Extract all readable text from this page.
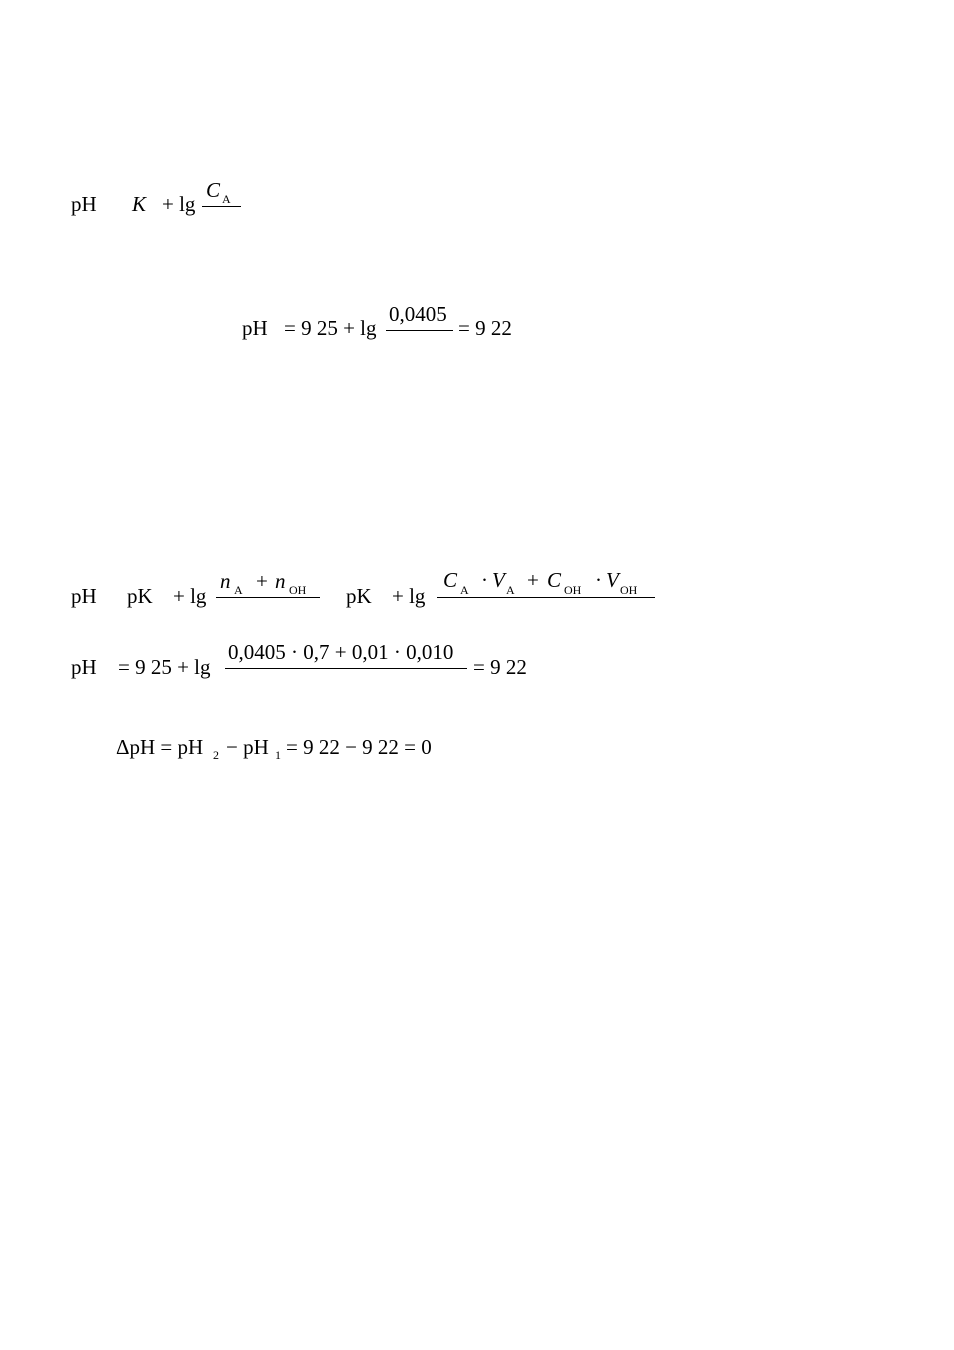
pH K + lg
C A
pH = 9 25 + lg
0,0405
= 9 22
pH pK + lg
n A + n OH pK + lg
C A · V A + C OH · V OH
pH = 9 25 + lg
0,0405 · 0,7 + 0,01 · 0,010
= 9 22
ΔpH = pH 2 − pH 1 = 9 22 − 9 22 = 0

────────────────

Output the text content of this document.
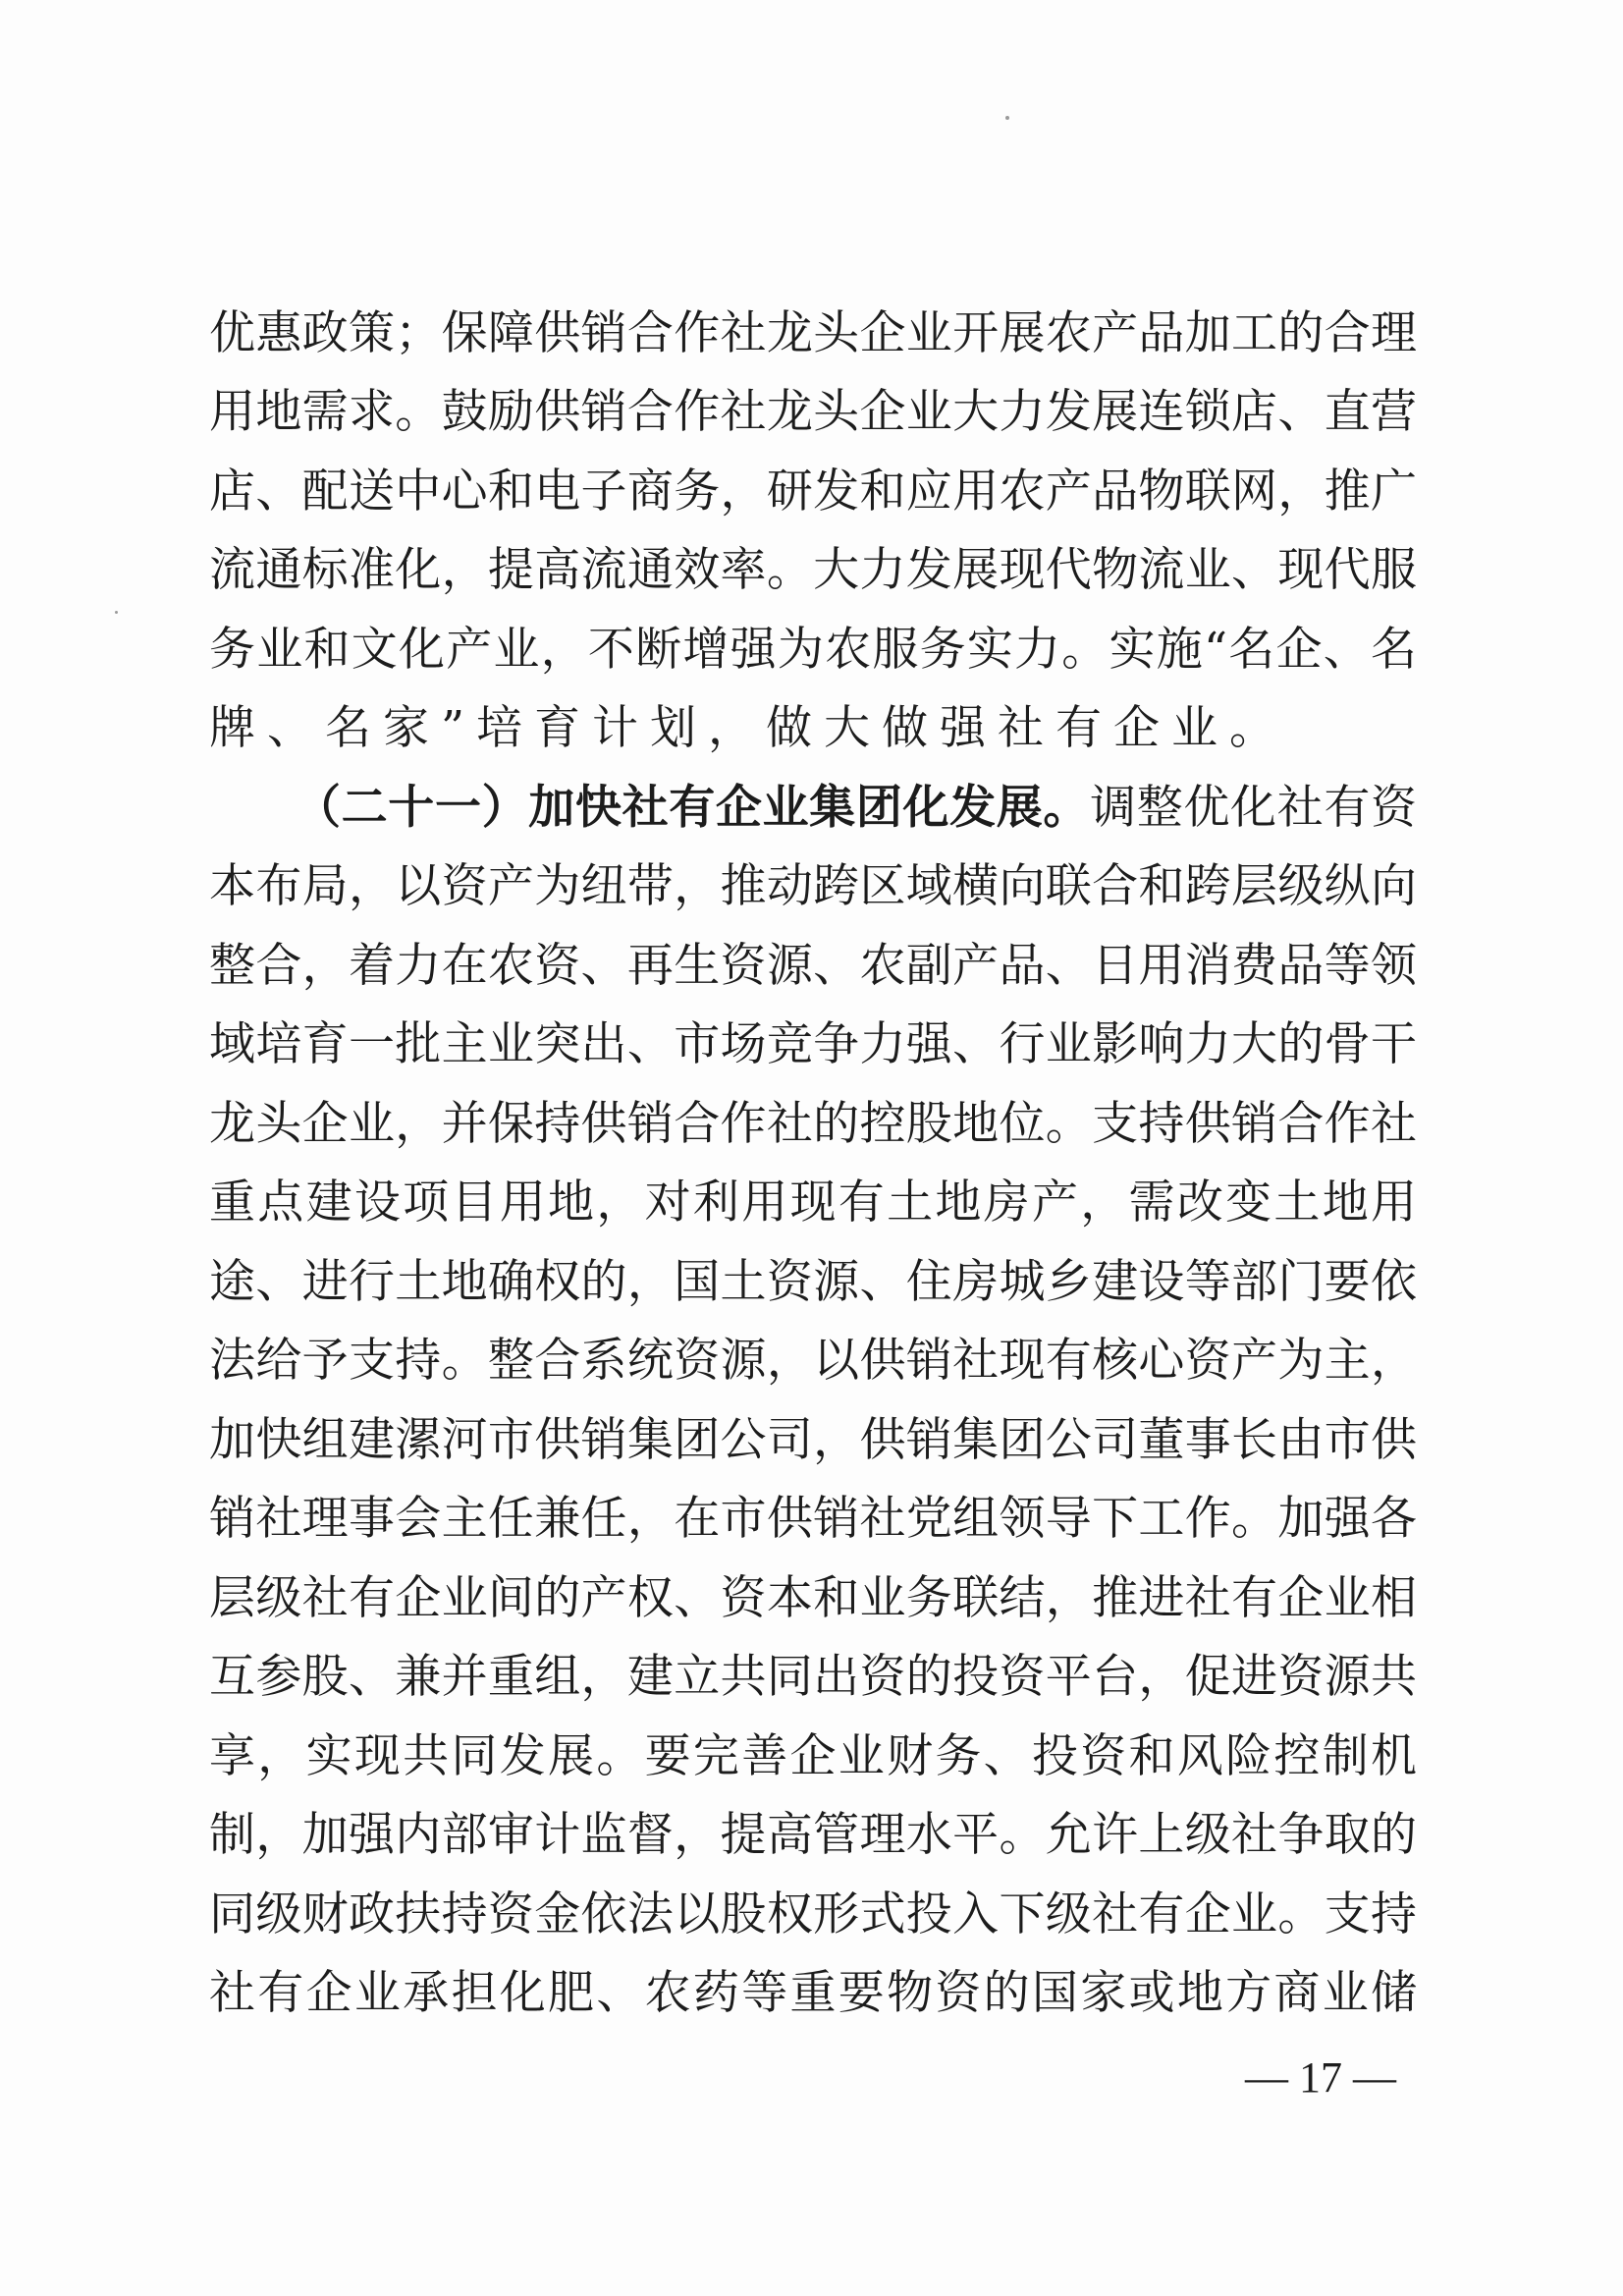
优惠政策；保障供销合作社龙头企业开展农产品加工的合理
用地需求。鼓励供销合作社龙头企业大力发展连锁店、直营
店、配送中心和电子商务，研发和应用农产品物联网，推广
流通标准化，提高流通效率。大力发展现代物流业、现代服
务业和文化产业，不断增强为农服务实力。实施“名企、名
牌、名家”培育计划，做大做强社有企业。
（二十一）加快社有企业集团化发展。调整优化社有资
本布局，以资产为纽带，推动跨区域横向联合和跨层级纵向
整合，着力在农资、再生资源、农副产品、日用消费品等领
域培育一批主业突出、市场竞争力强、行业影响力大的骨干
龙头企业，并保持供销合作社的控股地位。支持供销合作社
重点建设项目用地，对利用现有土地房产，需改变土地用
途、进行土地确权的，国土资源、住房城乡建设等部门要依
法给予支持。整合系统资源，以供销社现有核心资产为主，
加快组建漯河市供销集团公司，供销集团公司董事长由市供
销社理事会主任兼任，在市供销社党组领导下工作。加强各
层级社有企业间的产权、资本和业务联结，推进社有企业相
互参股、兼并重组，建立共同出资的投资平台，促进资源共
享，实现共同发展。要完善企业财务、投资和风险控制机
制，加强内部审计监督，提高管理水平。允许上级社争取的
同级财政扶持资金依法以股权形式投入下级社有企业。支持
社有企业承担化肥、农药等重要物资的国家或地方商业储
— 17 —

────────────────

# [GIVEN PROBLEM]
Within the listing above, find every line containing the string "text" and return it.

# [WRITTEN REPLY]
Extract all readable text from this page.
Output the text content of this document.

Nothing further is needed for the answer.